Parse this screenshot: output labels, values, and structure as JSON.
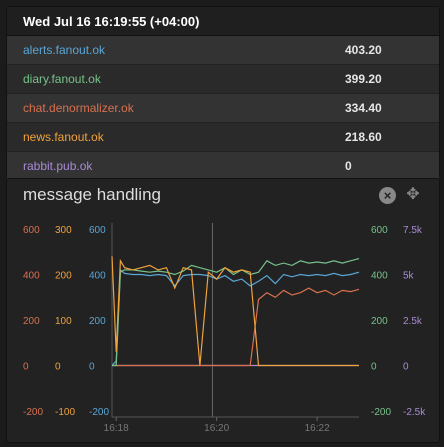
{
  "tooltip": {
    "timestamp": "Wed Jul 16 16:19:55 (+04:00)",
    "rows": [
      {
        "label": "alerts.fanout.ok",
        "value": "403.20",
        "color": "#5aa6d6"
      },
      {
        "label": "diary.fanout.ok",
        "value": "399.20",
        "color": "#76c28a"
      },
      {
        "label": "chat.denormalizer.ok",
        "value": "334.40",
        "color": "#d9704f"
      },
      {
        "label": "news.fanout.ok",
        "value": "218.60",
        "color": "#f0a23c"
      },
      {
        "label": "rabbit.pub.ok",
        "value": "0",
        "color": "#a98bd4"
      }
    ]
  },
  "graph": {
    "title": "message handling",
    "close_icon": "close-icon",
    "move_icon": "move-icon"
  },
  "chart_data": {
    "type": "line",
    "x_ticks": [
      "16:18",
      "16:20",
      "16:22"
    ],
    "axes": [
      {
        "side": "left",
        "color": "#d9704f",
        "ticks": [
          "600",
          "400",
          "200",
          "0",
          "-200"
        ]
      },
      {
        "side": "left",
        "color": "#f0a23c",
        "ticks": [
          "300",
          "200",
          "100",
          "0",
          "-100"
        ]
      },
      {
        "side": "left",
        "color": "#5aa6d6",
        "ticks": [
          "600",
          "400",
          "200",
          "0",
          "-200"
        ]
      },
      {
        "side": "right",
        "color": "#76c28a",
        "ticks": [
          "600",
          "400",
          "200",
          "0",
          "-200"
        ]
      },
      {
        "side": "right",
        "color": "#a98bd4",
        "ticks": [
          "7.5k",
          "5k",
          "2.5k",
          "0",
          "-2.5k"
        ]
      }
    ],
    "series": [
      {
        "name": "alerts.fanout.ok",
        "color": "#5aa6d6",
        "axis": 2
      },
      {
        "name": "diary.fanout.ok",
        "color": "#76c28a",
        "axis": 3
      },
      {
        "name": "chat.denormalizer.ok",
        "color": "#d9704f",
        "axis": 0
      },
      {
        "name": "news.fanout.ok",
        "color": "#f0a23c",
        "axis": 1
      },
      {
        "name": "rabbit.pub.ok",
        "color": "#a98bd4",
        "axis": 4
      }
    ],
    "x": [
      "16:17:55",
      "16:18:00",
      "16:18:05",
      "16:18:10",
      "16:18:20",
      "16:18:30",
      "16:18:40",
      "16:18:50",
      "16:19:00",
      "16:19:10",
      "16:19:20",
      "16:19:30",
      "16:19:40",
      "16:19:50",
      "16:20:00",
      "16:20:10",
      "16:20:20",
      "16:20:30",
      "16:20:40",
      "16:20:50",
      "16:21:00",
      "16:21:10",
      "16:21:20",
      "16:21:30",
      "16:21:40",
      "16:21:50",
      "16:22:00",
      "16:22:10",
      "16:22:20",
      "16:22:30",
      "16:22:40",
      "16:22:50"
    ],
    "values": {
      "alerts.fanout.ok": [
        0,
        20,
        420,
        405,
        400,
        400,
        395,
        400,
        395,
        350,
        395,
        400,
        400,
        395,
        380,
        395,
        370,
        380,
        350,
        370,
        395,
        360,
        400,
        390,
        400,
        395,
        400,
        395,
        405,
        395,
        400,
        410
      ],
      "diary.fanout.ok": [
        0,
        0,
        410,
        420,
        420,
        415,
        410,
        415,
        410,
        400,
        415,
        440,
        430,
        420,
        410,
        430,
        400,
        420,
        400,
        410,
        460,
        440,
        450,
        440,
        460,
        450,
        455,
        450,
        460,
        450,
        460,
        470
      ],
      "chat.denormalizer.ok": [
        0,
        0,
        0,
        0,
        0,
        0,
        0,
        0,
        0,
        0,
        0,
        0,
        0,
        0,
        0,
        0,
        0,
        0,
        0,
        290,
        320,
        300,
        330,
        310,
        320,
        340,
        320,
        330,
        310,
        330,
        325,
        335
      ],
      "news.fanout.ok": [
        240,
        30,
        230,
        215,
        210,
        215,
        220,
        210,
        215,
        170,
        215,
        210,
        0,
        205,
        190,
        215,
        205,
        210,
        205,
        0,
        0,
        0,
        0,
        0,
        0,
        0,
        0,
        0,
        0,
        0,
        0,
        0
      ],
      "rabbit.pub.ok": [
        0,
        0,
        0,
        0,
        0,
        0,
        0,
        0,
        0,
        0,
        0,
        0,
        0,
        0,
        0,
        0,
        0,
        0,
        0,
        0,
        0,
        0,
        0,
        0,
        0,
        0,
        0,
        0,
        0,
        0,
        0,
        0
      ]
    },
    "cursor_x": "16:19:55",
    "grid": false
  }
}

DIRECTIVE
All of the material above is to be copied exactly, except for its images.

ANSWER TO THIS EXERCISE
Parse this screenshot: output labels, values, and structure as JSON.
{
  "tooltip": {
    "timestamp": "Wed Jul 16 16:19:55 (+04:00)",
    "rows": [
      {
        "label": "alerts.fanout.ok",
        "value": "403.20",
        "color": "#5aa6d6"
      },
      {
        "label": "diary.fanout.ok",
        "value": "399.20",
        "color": "#76c28a"
      },
      {
        "label": "chat.denormalizer.ok",
        "value": "334.40",
        "color": "#d9704f"
      },
      {
        "label": "news.fanout.ok",
        "value": "218.60",
        "color": "#f0a23c"
      },
      {
        "label": "rabbit.pub.ok",
        "value": "0",
        "color": "#a98bd4"
      }
    ]
  },
  "graph": {
    "title": "message handling",
    "close_icon": "close-icon",
    "move_icon": "move-icon"
  },
  "chart_data": {
    "type": "line",
    "x_ticks": [
      "16:18",
      "16:20",
      "16:22"
    ],
    "axes": [
      {
        "side": "left",
        "color": "#d9704f",
        "ticks": [
          "600",
          "400",
          "200",
          "0",
          "-200"
        ]
      },
      {
        "side": "left",
        "color": "#f0a23c",
        "ticks": [
          "300",
          "200",
          "100",
          "0",
          "-100"
        ]
      },
      {
        "side": "left",
        "color": "#5aa6d6",
        "ticks": [
          "600",
          "400",
          "200",
          "0",
          "-200"
        ]
      },
      {
        "side": "right",
        "color": "#76c28a",
        "ticks": [
          "600",
          "400",
          "200",
          "0",
          "-200"
        ]
      },
      {
        "side": "right",
        "color": "#a98bd4",
        "ticks": [
          "7.5k",
          "5k",
          "2.5k",
          "0",
          "-2.5k"
        ]
      }
    ],
    "series": [
      {
        "name": "alerts.fanout.ok",
        "color": "#5aa6d6",
        "axis": 2
      },
      {
        "name": "diary.fanout.ok",
        "color": "#76c28a",
        "axis": 3
      },
      {
        "name": "chat.denormalizer.ok",
        "color": "#d9704f",
        "axis": 0
      },
      {
        "name": "news.fanout.ok",
        "color": "#f0a23c",
        "axis": 1
      },
      {
        "name": "rabbit.pub.ok",
        "color": "#a98bd4",
        "axis": 4
      }
    ],
    "x": [
      "16:17:55",
      "16:18:00",
      "16:18:05",
      "16:18:10",
      "16:18:20",
      "16:18:30",
      "16:18:40",
      "16:18:50",
      "16:19:00",
      "16:19:10",
      "16:19:20",
      "16:19:30",
      "16:19:40",
      "16:19:50",
      "16:20:00",
      "16:20:10",
      "16:20:20",
      "16:20:30",
      "16:20:40",
      "16:20:50",
      "16:21:00",
      "16:21:10",
      "16:21:20",
      "16:21:30",
      "16:21:40",
      "16:21:50",
      "16:22:00",
      "16:22:10",
      "16:22:20",
      "16:22:30",
      "16:22:40",
      "16:22:50"
    ],
    "values": {
      "alerts.fanout.ok": [
        0,
        20,
        420,
        405,
        400,
        400,
        395,
        400,
        395,
        350,
        395,
        400,
        400,
        395,
        380,
        395,
        370,
        380,
        350,
        370,
        395,
        360,
        400,
        390,
        400,
        395,
        400,
        395,
        405,
        395,
        400,
        410
      ],
      "diary.fanout.ok": [
        0,
        0,
        410,
        420,
        420,
        415,
        410,
        415,
        410,
        400,
        415,
        440,
        430,
        420,
        410,
        430,
        400,
        420,
        400,
        410,
        460,
        440,
        450,
        440,
        460,
        450,
        455,
        450,
        460,
        450,
        460,
        470
      ],
      "chat.denormalizer.ok": [
        0,
        0,
        0,
        0,
        0,
        0,
        0,
        0,
        0,
        0,
        0,
        0,
        0,
        0,
        0,
        0,
        0,
        0,
        0,
        290,
        320,
        300,
        330,
        310,
        320,
        340,
        320,
        330,
        310,
        330,
        325,
        335
      ],
      "news.fanout.ok": [
        240,
        30,
        230,
        215,
        210,
        215,
        220,
        210,
        215,
        170,
        215,
        210,
        0,
        205,
        190,
        215,
        205,
        210,
        205,
        0,
        0,
        0,
        0,
        0,
        0,
        0,
        0,
        0,
        0,
        0,
        0,
        0
      ],
      "rabbit.pub.ok": [
        0,
        0,
        0,
        0,
        0,
        0,
        0,
        0,
        0,
        0,
        0,
        0,
        0,
        0,
        0,
        0,
        0,
        0,
        0,
        0,
        0,
        0,
        0,
        0,
        0,
        0,
        0,
        0,
        0,
        0,
        0,
        0
      ]
    },
    "cursor_x": "16:19:55",
    "grid": false
  }
}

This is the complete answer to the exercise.